GIVEN PROBLEM >>
Extract the complete listing and repeat it word for word.

INFORMATION GIVEN >>

__________

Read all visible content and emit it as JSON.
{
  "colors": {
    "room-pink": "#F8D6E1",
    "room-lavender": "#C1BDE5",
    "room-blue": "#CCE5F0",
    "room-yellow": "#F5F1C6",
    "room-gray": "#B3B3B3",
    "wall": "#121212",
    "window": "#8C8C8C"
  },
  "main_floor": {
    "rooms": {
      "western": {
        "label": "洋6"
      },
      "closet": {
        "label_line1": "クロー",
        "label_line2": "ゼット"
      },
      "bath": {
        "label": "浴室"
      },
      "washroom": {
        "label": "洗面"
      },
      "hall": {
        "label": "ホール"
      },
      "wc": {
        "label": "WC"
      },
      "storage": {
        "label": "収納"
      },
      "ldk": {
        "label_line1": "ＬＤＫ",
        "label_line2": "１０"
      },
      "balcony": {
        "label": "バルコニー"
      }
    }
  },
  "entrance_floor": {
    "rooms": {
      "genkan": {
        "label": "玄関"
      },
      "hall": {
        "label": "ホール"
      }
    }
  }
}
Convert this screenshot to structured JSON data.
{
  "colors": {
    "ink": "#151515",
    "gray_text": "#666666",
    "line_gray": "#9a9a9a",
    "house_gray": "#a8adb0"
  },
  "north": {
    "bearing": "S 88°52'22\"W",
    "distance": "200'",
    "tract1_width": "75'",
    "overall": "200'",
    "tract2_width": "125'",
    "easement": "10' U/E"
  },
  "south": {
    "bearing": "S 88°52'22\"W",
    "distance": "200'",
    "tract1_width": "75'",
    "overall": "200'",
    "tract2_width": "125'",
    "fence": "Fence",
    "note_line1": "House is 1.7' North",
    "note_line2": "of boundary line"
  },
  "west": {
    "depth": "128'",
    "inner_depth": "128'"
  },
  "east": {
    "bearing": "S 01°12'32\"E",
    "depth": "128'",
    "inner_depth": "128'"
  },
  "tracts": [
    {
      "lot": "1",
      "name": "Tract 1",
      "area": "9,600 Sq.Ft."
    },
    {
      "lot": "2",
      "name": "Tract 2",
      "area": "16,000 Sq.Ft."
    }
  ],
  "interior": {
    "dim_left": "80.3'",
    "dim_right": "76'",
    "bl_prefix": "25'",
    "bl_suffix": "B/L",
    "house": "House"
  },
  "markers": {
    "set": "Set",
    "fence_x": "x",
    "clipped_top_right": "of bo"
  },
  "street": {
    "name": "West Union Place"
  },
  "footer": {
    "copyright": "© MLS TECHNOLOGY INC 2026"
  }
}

__________

COMPLETED EXERCISE >>
Read all visible content and emit it as JSON.
{
  "colors": {
    "room-pink": "#F8D6E1",
    "room-lavender": "#C1BDE5",
    "room-blue": "#CCE5F0",
    "room-yellow": "#F5F1C6",
    "room-gray": "#B3B3B3",
    "wall": "#121212",
    "window": "#8C8C8C"
  },
  "main_floor": {
    "rooms": {
      "western": {
        "label": "洋6"
      },
      "closet": {
        "label_line1": "クロー",
        "label_line2": "ゼット"
      },
      "bath": {
        "label": "浴室"
      },
      "washroom": {
        "label": "洗面"
      },
      "hall": {
        "label": "ホール"
      },
      "wc": {
        "label": "WC"
      },
      "storage": {
        "label": "収納"
      },
      "ldk": {
        "label_line1": "ＬＤＫ",
        "label_line2": "１０"
      },
      "balcony": {
        "label": "バルコニー"
      }
    }
  },
  "entrance_floor": {
    "rooms": {
      "genkan": {
        "label": "玄関"
      },
      "hall": {
        "label": "ホール"
      }
    }
  }
}
Convert this screenshot to structured JSON data.
{
  "colors": {
    "ink": "#151515",
    "gray_text": "#666666",
    "line_gray": "#9a9a9a",
    "house_gray": "#a8adb0"
  },
  "north": {
    "bearing": "S 88°52'22\"W",
    "distance": "200'",
    "tract1_width": "75'",
    "overall": "200'",
    "tract2_width": "125'",
    "easement": "10' U/E"
  },
  "south": {
    "bearing": "S 88°52'22\"W",
    "distance": "200'",
    "tract1_width": "75'",
    "overall": "200'",
    "tract2_width": "125'",
    "fence": "Fence",
    "note_line1": "House is 1.7' North",
    "note_line2": "of boundary line"
  },
  "west": {
    "depth": "128'",
    "inner_depth": "128'"
  },
  "east": {
    "bearing": "S 01°12'32\"E",
    "depth": "128'",
    "inner_depth": "128'"
  },
  "tracts": [
    {
      "lot": "1",
      "name": "Tract 1",
      "area": "9,600 Sq.Ft."
    },
    {
      "lot": "2",
      "name": "Tract 2",
      "area": "16,000 Sq.Ft."
    }
  ],
  "interior": {
    "dim_left": "80.3'",
    "dim_right": "76'",
    "bl_prefix": "25'",
    "bl_suffix": "B/L",
    "house": "House"
  },
  "markers": {
    "set": "Set",
    "fence_x": "x",
    "clipped_top_right": "of bo"
  },
  "street": {
    "name": "West Union Place"
  },
  "footer": {
    "copyright": "© MLS TECHNOLOGY INC 2026"
  }
}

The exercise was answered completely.